Transcribe every line, keeping it exact.

(Stored records)
□ □ □ □
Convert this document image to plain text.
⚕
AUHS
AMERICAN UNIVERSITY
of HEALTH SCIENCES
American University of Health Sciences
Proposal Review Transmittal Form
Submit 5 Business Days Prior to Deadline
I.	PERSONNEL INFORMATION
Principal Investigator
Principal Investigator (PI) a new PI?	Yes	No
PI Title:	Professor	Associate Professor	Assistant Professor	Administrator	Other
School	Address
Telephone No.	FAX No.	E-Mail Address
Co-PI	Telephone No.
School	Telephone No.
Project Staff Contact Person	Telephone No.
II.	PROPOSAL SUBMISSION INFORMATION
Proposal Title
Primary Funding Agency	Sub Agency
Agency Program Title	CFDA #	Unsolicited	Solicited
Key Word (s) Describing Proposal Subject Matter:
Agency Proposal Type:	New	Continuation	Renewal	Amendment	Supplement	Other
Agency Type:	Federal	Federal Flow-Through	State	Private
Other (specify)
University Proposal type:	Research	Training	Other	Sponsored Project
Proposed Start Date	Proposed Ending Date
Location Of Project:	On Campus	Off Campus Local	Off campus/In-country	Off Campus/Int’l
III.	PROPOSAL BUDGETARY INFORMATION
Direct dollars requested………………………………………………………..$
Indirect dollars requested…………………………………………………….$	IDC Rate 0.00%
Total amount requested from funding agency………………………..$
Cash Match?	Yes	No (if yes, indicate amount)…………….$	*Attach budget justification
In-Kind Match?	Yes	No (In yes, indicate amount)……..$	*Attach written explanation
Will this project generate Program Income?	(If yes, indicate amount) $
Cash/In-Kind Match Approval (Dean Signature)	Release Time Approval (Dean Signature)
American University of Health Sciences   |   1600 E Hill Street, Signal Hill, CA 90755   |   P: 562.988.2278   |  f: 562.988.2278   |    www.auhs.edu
□ □ □ □
Complete answer »
Convert this document image to plain text.
⚕
AUHS
AMERICAN UNIVERSITY
of HEALTH SCIENCES
American University of Health Sciences
Proposal Review Transmittal Form
Submit 5 Business Days Prior to Deadline
I.	PERSONNEL INFORMATION
Principal Investigator
Principal Investigator (PI) a new PI?	Yes	No
PI Title:	Professor	Associate Professor	Assistant Professor	Administrator	Other
School	Address
Telephone No.	FAX No.	E-Mail Address
Co-PI	Telephone No.
School	Telephone No.
Project Staff Contact Person	Telephone No.
II.	PROPOSAL SUBMISSION INFORMATION
Proposal Title
Primary Funding Agency	Sub Agency
Agency Program Title	CFDA #	Unsolicited	Solicited
Key Word (s) Describing Proposal Subject Matter:
Agency Proposal Type:	New	Continuation	Renewal	Amendment	Supplement	Other
Agency Type:	Federal	Federal Flow-Through	State	Private
Other (specify)
University Proposal type:	Research	Training	Other	Sponsored Project
Proposed Start Date	Proposed Ending Date
Location Of Project:	On Campus	Off Campus Local	Off campus/In-country	Off Campus/Int’l
III.	PROPOSAL BUDGETARY INFORMATION
Direct dollars requested………………………………………………………..$
Indirect dollars requested…………………………………………………….$	IDC Rate 0.00%
Total amount requested from funding agency………………………..$
Cash Match?	Yes	No (if yes, indicate amount)…………….$	*Attach budget justification
In-Kind Match?	Yes	No (In yes, indicate amount)……..$	*Attach written explanation
Will this project generate Program Income?	(If yes, indicate amount) $
Cash/In-Kind Match Approval (Dean Signature)	Release Time Approval (Dean Signature)
American University of Health Sciences   |   1600 E Hill Street, Signal Hill, CA 90755   |   P: 562.988.2278   |  f: 562.988.2278   |    www.auhs.edu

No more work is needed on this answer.